↓↓↓

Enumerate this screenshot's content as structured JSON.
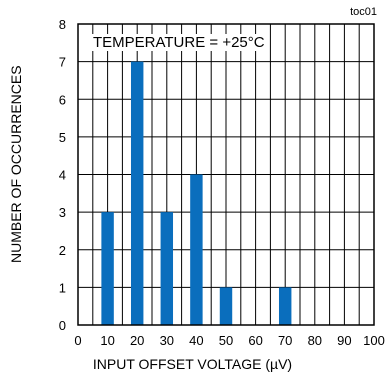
{
  "corner_label": "toc01",
  "chart_data": {
    "type": "bar",
    "annotation": "TEMPERATURE = +25°C",
    "xlabel": "INPUT OFFSET VOLTAGE (µV)",
    "ylabel": "NUMBER OF OCCURRENCES",
    "xlim": [
      0,
      100
    ],
    "ylim": [
      0,
      8
    ],
    "x_ticks": [
      "0",
      "10",
      "20",
      "30",
      "40",
      "50",
      "60",
      "70",
      "80",
      "90",
      "100"
    ],
    "y_ticks": [
      "0",
      "1",
      "2",
      "3",
      "4",
      "5",
      "6",
      "7",
      "8"
    ],
    "x_values": [
      10,
      20,
      30,
      40,
      50,
      70
    ],
    "values": [
      3,
      7,
      3,
      4,
      1,
      1
    ],
    "grid": true,
    "bar_color": "#0a6ebd"
  }
}
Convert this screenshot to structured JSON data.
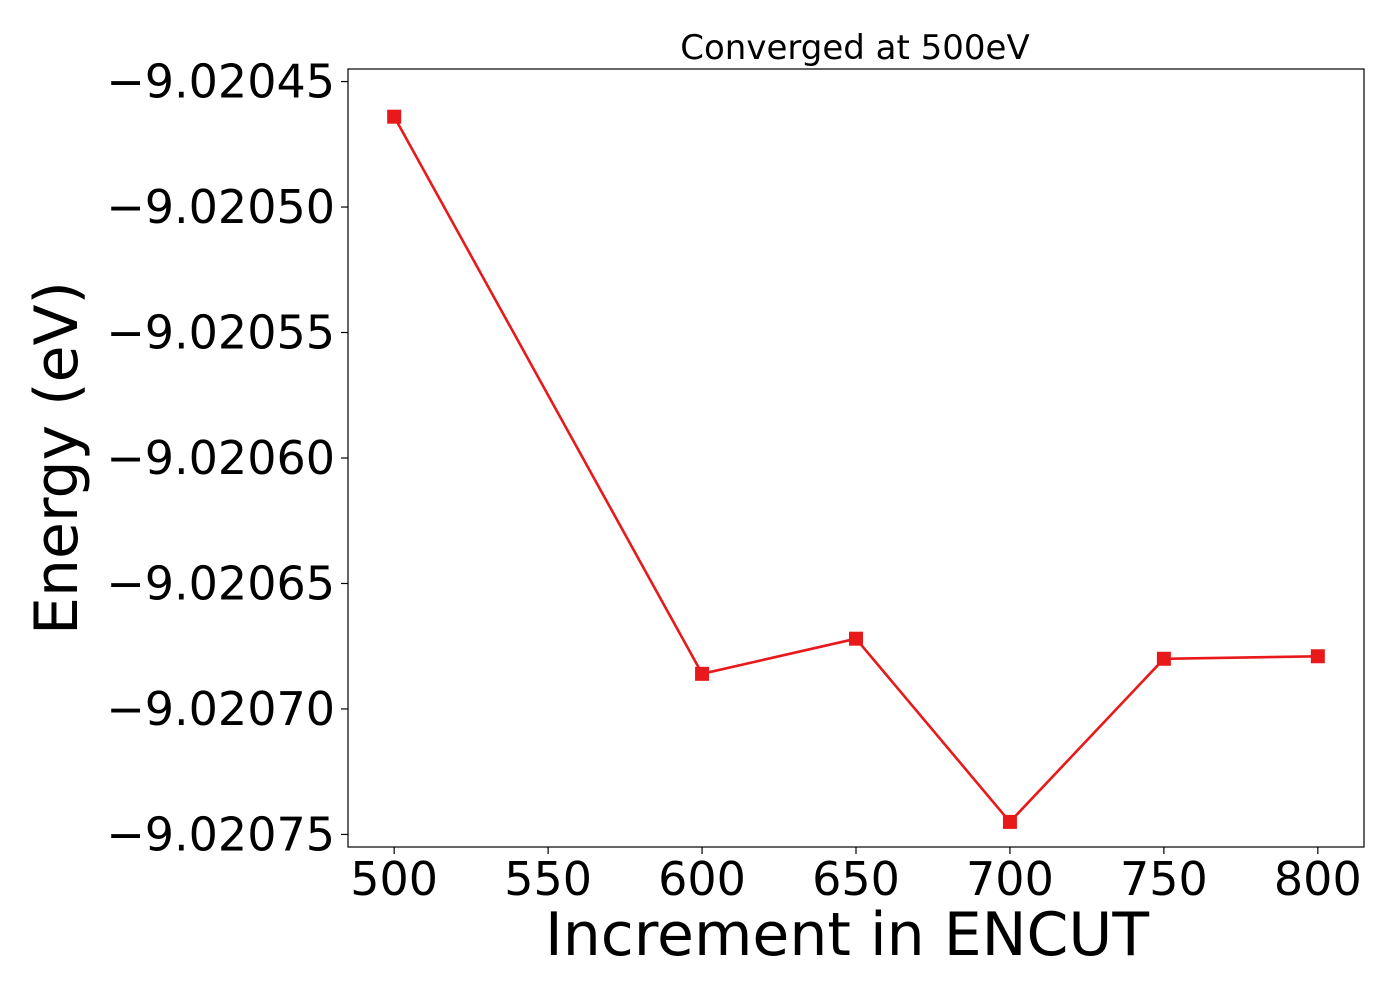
{
  "chart_data": {
    "type": "line",
    "title": "Converged at 500eV",
    "xlabel": "Increment in ENCUT",
    "ylabel": "Energy (eV)",
    "x": [
      500,
      600,
      650,
      700,
      750,
      800
    ],
    "series": [
      {
        "values": [
          -9.020464,
          -9.020686,
          -9.020672,
          -9.020745,
          -9.02068,
          -9.020679
        ],
        "color": "#e8191a",
        "marker": "square"
      }
    ],
    "x_ticks": [
      500,
      550,
      600,
      650,
      700,
      750,
      800
    ],
    "x_tick_labels": [
      "500",
      "550",
      "600",
      "650",
      "700",
      "750",
      "800"
    ],
    "y_ticks": [
      -9.02045,
      -9.0205,
      -9.02055,
      -9.0206,
      -9.02065,
      -9.0207,
      -9.02075
    ],
    "y_tick_labels": [
      "−9.02045",
      "−9.02050",
      "−9.02055",
      "−9.02060",
      "−9.02065",
      "−9.02070",
      "−9.02075"
    ],
    "xlim": [
      485,
      815
    ],
    "ylim": [
      -9.020755,
      -9.020445
    ],
    "grid": false,
    "legend": "none"
  }
}
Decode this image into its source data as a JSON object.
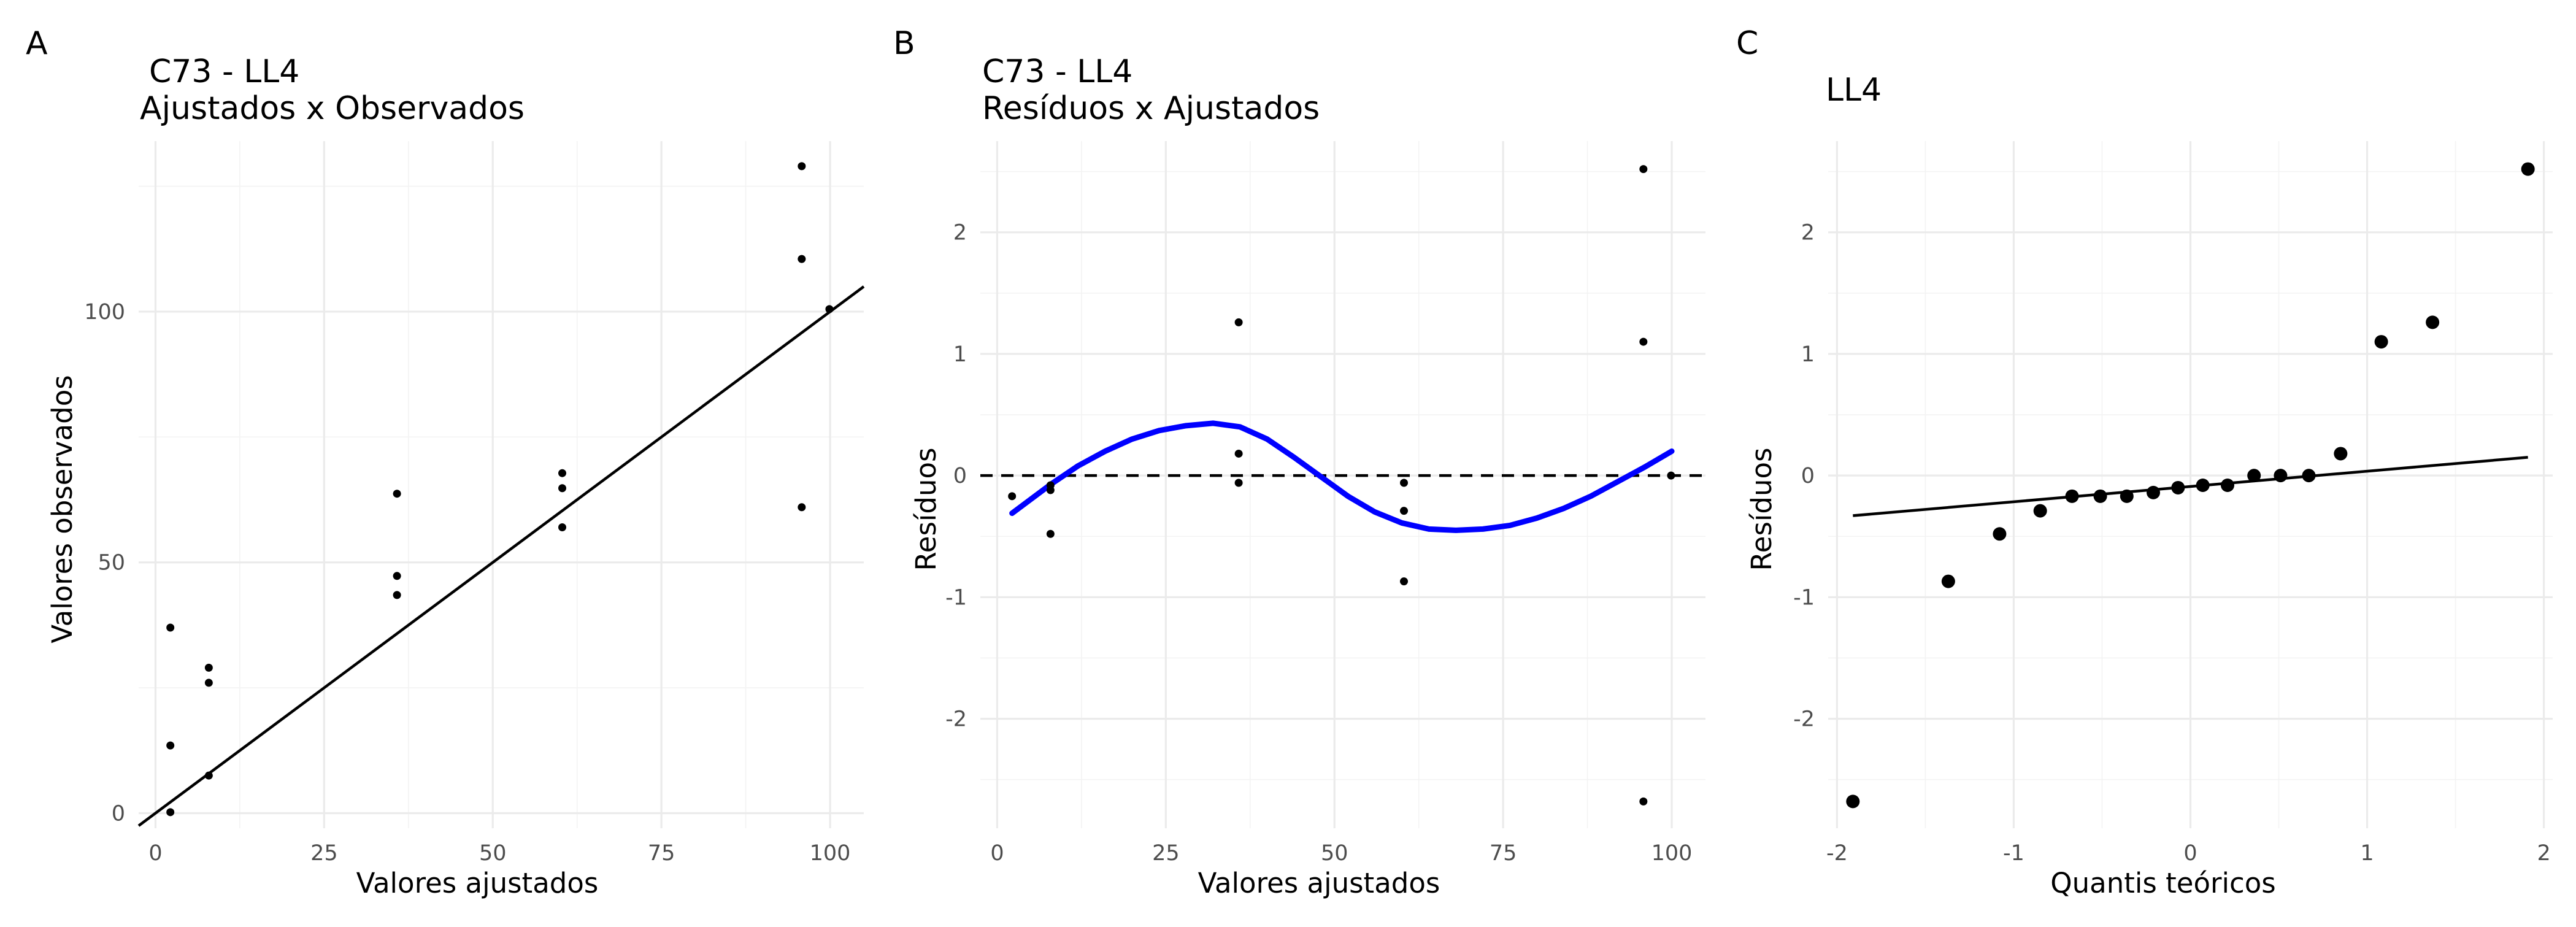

↑↑↑

**WHAT THE TASK ASKS:** Return the material word for word. Pictures are not part of the copy.

**THE OUTPUT:**
Enumerate this screenshot's content as structured JSON.
{
  "corner_label": "toc01",
  "chart_data": {
    "type": "bar",
    "annotation": "TEMPERATURE = +25°C",
    "xlabel": "INPUT OFFSET VOLTAGE (µV)",
    "ylabel": "NUMBER OF OCCURRENCES",
    "xlim": [
      0,
      100
    ],
    "ylim": [
      0,
      8
    ],
    "x_ticks": [
      "0",
      "10",
      "20",
      "30",
      "40",
      "50",
      "60",
      "70",
      "80",
      "90",
      "100"
    ],
    "y_ticks": [
      "0",
      "1",
      "2",
      "3",
      "4",
      "5",
      "6",
      "7",
      "8"
    ],
    "x_values": [
      10,
      20,
      30,
      40,
      50,
      70
    ],
    "values": [
      3,
      7,
      3,
      4,
      1,
      1
    ],
    "grid": true,
    "bar_color": "#0a6ebd"
  }
}
Convert this screenshot to structured JSON data.
{
  "chart_data": {
    "type": "line",
    "title": "Converged at 500eV",
    "xlabel": "Increment in ENCUT",
    "ylabel": "Energy (eV)",
    "x": [
      500,
      600,
      650,
      700,
      750,
      800
    ],
    "series": [
      {
        "values": [
          -9.020464,
          -9.020686,
          -9.020672,
          -9.020745,
          -9.02068,
          -9.020679
        ],
        "color": "#e8191a",
        "marker": "square"
      }
    ],
    "x_ticks": [
      500,
      550,
      600,
      650,
      700,
      750,
      800
    ],
    "x_tick_labels": [
      "500",
      "550",
      "600",
      "650",
      "700",
      "750",
      "800"
    ],
    "y_ticks": [
      -9.02045,
      -9.0205,
      -9.02055,
      -9.0206,
      -9.02065,
      -9.0207,
      -9.02075
    ],
    "y_tick_labels": [
      "−9.02045",
      "−9.02050",
      "−9.02055",
      "−9.02060",
      "−9.02065",
      "−9.02070",
      "−9.02075"
    ],
    "xlim": [
      485,
      815
    ],
    "ylim": [
      -9.020755,
      -9.020445
    ],
    "grid": false,
    "legend": "none"
  }
}
Decode this image into its source data as a JSON object.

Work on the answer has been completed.